[Dataset rows about figures]
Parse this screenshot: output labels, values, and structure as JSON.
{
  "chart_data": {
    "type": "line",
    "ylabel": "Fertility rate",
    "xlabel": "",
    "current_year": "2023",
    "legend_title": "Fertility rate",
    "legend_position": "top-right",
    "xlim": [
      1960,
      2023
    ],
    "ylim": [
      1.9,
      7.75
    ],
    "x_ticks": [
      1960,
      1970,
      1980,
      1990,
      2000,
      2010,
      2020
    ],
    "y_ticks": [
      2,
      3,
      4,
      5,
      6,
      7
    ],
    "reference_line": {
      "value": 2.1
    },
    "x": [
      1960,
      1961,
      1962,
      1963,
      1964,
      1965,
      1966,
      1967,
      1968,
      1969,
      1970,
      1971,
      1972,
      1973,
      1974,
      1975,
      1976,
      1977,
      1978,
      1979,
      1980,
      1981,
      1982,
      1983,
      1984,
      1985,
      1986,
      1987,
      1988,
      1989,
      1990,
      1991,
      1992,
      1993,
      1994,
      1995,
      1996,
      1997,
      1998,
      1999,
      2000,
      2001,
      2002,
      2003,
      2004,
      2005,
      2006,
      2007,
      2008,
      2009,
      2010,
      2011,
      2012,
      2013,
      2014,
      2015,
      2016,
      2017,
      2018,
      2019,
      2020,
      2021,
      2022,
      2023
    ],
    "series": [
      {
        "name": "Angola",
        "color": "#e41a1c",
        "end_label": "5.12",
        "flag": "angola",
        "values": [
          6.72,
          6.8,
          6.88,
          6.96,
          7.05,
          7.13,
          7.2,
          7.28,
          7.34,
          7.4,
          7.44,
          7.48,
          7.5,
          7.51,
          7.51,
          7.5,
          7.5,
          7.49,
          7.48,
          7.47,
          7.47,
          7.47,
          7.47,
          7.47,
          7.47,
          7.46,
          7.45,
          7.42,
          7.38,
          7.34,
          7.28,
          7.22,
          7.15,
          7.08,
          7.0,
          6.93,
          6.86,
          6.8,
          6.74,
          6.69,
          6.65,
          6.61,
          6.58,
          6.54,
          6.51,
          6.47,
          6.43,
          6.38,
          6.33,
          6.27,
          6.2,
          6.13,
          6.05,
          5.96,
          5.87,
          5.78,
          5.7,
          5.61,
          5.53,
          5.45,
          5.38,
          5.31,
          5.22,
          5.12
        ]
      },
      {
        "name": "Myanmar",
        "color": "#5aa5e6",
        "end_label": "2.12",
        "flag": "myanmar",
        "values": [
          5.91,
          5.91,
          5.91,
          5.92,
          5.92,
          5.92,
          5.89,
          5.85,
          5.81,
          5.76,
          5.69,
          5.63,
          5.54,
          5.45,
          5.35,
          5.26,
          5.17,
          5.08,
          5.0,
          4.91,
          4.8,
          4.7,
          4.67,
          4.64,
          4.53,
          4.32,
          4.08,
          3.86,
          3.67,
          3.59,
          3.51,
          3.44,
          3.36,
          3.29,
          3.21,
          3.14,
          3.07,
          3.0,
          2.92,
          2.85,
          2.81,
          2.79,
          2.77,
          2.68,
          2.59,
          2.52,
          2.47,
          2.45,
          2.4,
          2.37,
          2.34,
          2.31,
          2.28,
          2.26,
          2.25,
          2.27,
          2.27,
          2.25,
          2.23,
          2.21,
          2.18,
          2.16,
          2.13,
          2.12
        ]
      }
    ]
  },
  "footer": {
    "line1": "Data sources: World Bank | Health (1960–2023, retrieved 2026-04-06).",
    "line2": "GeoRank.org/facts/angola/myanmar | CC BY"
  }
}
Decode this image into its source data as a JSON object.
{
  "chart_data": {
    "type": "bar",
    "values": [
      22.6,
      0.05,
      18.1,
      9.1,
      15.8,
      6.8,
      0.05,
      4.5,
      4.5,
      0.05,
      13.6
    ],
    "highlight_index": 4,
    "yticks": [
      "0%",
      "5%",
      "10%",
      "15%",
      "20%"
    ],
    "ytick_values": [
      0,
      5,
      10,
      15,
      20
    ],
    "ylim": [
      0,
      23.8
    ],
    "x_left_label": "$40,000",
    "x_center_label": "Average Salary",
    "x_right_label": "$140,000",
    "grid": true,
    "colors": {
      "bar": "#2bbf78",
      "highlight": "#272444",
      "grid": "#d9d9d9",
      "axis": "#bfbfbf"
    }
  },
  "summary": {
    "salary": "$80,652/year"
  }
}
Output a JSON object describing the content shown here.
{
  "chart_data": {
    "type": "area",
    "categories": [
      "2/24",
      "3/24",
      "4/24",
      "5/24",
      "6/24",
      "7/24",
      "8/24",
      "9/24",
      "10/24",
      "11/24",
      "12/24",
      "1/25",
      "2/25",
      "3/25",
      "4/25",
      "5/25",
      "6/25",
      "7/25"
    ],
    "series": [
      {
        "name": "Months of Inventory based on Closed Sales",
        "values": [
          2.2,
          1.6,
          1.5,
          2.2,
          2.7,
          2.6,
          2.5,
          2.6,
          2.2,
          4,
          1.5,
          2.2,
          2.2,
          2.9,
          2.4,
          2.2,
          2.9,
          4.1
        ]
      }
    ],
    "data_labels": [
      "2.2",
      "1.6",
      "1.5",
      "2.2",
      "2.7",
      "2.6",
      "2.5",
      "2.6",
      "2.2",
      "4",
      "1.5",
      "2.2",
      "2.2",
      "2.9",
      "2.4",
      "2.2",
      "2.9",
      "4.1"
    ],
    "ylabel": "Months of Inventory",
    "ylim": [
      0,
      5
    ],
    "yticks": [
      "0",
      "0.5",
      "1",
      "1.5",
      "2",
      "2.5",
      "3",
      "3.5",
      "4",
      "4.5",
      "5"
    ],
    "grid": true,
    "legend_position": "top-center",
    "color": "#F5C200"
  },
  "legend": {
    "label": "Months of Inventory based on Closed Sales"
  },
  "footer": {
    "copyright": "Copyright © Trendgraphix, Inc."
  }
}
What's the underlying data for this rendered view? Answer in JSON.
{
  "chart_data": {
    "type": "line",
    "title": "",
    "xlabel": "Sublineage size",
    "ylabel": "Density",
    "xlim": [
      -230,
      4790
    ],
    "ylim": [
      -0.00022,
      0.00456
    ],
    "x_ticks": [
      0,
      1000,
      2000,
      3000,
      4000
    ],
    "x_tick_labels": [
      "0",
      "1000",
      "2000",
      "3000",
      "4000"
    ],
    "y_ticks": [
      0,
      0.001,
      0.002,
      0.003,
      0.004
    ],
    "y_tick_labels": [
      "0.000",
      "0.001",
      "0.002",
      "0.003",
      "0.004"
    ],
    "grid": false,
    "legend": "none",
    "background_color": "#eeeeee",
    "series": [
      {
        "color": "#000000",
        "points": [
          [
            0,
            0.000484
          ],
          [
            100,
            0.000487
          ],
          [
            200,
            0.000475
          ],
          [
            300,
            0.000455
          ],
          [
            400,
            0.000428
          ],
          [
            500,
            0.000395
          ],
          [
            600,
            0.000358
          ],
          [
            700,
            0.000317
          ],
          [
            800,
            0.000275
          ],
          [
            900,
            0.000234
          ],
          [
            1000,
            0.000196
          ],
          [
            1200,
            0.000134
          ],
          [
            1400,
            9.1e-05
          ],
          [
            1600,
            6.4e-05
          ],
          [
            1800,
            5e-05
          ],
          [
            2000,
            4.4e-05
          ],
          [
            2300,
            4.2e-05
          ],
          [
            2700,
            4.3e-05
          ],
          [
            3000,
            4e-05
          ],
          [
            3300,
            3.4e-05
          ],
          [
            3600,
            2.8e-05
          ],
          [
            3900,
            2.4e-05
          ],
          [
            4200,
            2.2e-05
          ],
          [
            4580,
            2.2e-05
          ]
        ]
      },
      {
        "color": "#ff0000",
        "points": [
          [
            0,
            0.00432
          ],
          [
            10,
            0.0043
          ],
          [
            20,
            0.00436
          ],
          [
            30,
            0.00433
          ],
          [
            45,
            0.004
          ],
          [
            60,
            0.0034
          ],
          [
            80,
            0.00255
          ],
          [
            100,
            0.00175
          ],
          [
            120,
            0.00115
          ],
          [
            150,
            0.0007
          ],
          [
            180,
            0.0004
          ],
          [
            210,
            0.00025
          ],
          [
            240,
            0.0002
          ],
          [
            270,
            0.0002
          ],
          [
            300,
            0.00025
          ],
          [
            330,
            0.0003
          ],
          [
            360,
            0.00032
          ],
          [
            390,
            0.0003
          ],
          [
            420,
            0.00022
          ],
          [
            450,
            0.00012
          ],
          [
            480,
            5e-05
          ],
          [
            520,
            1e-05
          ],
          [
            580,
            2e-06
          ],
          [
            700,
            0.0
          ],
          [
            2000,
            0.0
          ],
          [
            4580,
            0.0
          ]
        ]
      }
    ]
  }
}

* What to do:
Copy out all lines where the word "this" appears.

* Correct response:
Parse this screenshot: output labels, values, and structure as JSON.
Decode this image into its source data as a JSON object.
What's the underlying data for this rendered view? Answer in JSON.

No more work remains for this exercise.